Start

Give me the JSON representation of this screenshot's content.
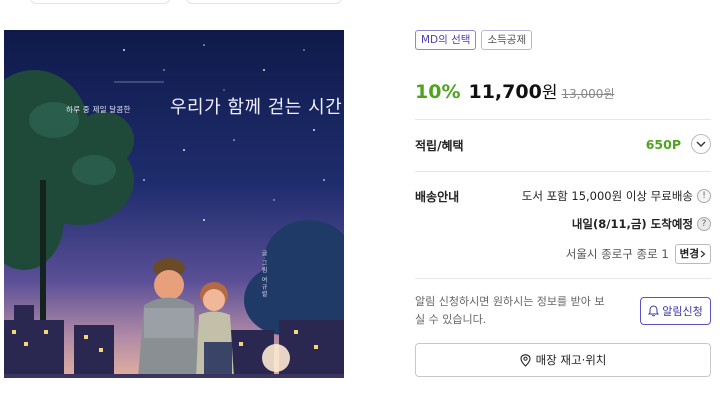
{
  "book": {
    "cover_subtitle": "하루 중 제일 달콤한",
    "cover_title": "우리가 함께 걷는 시간",
    "cover_author": "글·그림 여규렬"
  },
  "badges": {
    "md_pick": "MD의 선택",
    "tax_deduction": "소득공제"
  },
  "pricing": {
    "discount": "10%",
    "price": "11,700",
    "unit": "원",
    "original_price": "13,000원"
  },
  "points": {
    "label": "적립/혜택",
    "value": "650P"
  },
  "shipping": {
    "label": "배송안내",
    "free_shipping": "도서 포함 15,000원 이상 무료배송",
    "arrival_date": "내일(8/11,금)",
    "arrival_suffix": "도착예정",
    "address": "서울시 종로구 종로 1",
    "change_label": "변경"
  },
  "alert": {
    "text": "알림 신청하시면 원하시는 정보를 받아 보실 수 있습니다.",
    "button_label": "알림신청"
  },
  "store": {
    "button_label": "매장 재고·위치"
  },
  "colors": {
    "accent_green": "#4fa41f",
    "accent_purple": "#4a3fb5",
    "cover_sky": "#111b4a"
  }
}
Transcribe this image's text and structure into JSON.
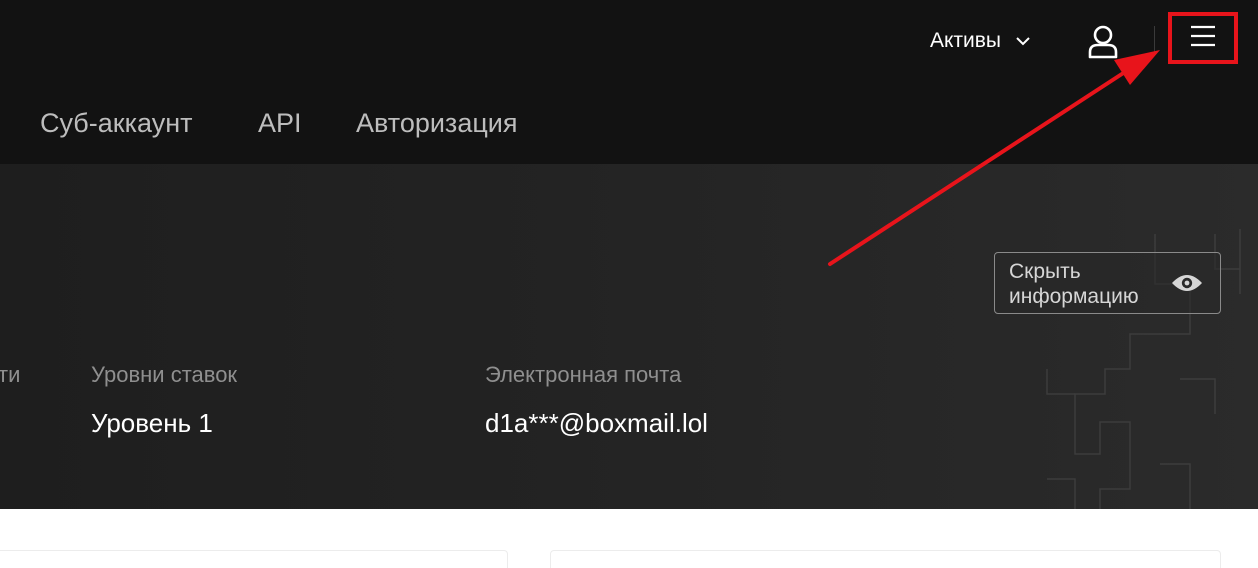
{
  "header": {
    "assets_label": "Активы"
  },
  "nav": {
    "items": [
      {
        "label": "Суб-аккаунт"
      },
      {
        "label": "API"
      },
      {
        "label": "Авторизация"
      }
    ]
  },
  "profile": {
    "hide_info_label": "Скрыть информацию",
    "partial_label": "ти",
    "fields": [
      {
        "label": "Уровни ставок",
        "value": "Уровень 1"
      },
      {
        "label": "Электронная почта",
        "value": "d1a***@boxmail.lol"
      }
    ]
  },
  "annotation": {
    "highlight_color": "#e8141b",
    "target": "menu-icon"
  },
  "icons": [
    "chevron-down-icon",
    "user-icon",
    "menu-icon",
    "eye-icon"
  ]
}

End

_What is needed_
Each record above is to be restated exactly, with its pictures removed from the copy.

_Output_
Give me the JSON representation of this screenshot's content.
{
  "book": {
    "cover_subtitle": "하루 중 제일 달콤한",
    "cover_title": "우리가 함께 걷는 시간",
    "cover_author": "글·그림 여규렬"
  },
  "badges": {
    "md_pick": "MD의 선택",
    "tax_deduction": "소득공제"
  },
  "pricing": {
    "discount": "10%",
    "price": "11,700",
    "unit": "원",
    "original_price": "13,000원"
  },
  "points": {
    "label": "적립/혜택",
    "value": "650P"
  },
  "shipping": {
    "label": "배송안내",
    "free_shipping": "도서 포함 15,000원 이상 무료배송",
    "arrival_date": "내일(8/11,금)",
    "arrival_suffix": "도착예정",
    "address": "서울시 종로구 종로 1",
    "change_label": "변경"
  },
  "alert": {
    "text": "알림 신청하시면 원하시는 정보를 받아 보실 수 있습니다.",
    "button_label": "알림신청"
  },
  "store": {
    "button_label": "매장 재고·위치"
  },
  "colors": {
    "accent_green": "#4fa41f",
    "accent_purple": "#4a3fb5",
    "cover_sky": "#111b4a"
  }
}
Transcribe this image's text and structure into JSON.
{
  "header": {
    "assets_label": "Активы"
  },
  "nav": {
    "items": [
      {
        "label": "Суб-аккаунт"
      },
      {
        "label": "API"
      },
      {
        "label": "Авторизация"
      }
    ]
  },
  "profile": {
    "hide_info_label": "Скрыть информацию",
    "partial_label": "ти",
    "fields": [
      {
        "label": "Уровни ставок",
        "value": "Уровень 1"
      },
      {
        "label": "Электронная почта",
        "value": "d1a***@boxmail.lol"
      }
    ]
  },
  "annotation": {
    "highlight_color": "#e8141b",
    "target": "menu-icon"
  },
  "icons": [
    "chevron-down-icon",
    "user-icon",
    "menu-icon",
    "eye-icon"
  ]
}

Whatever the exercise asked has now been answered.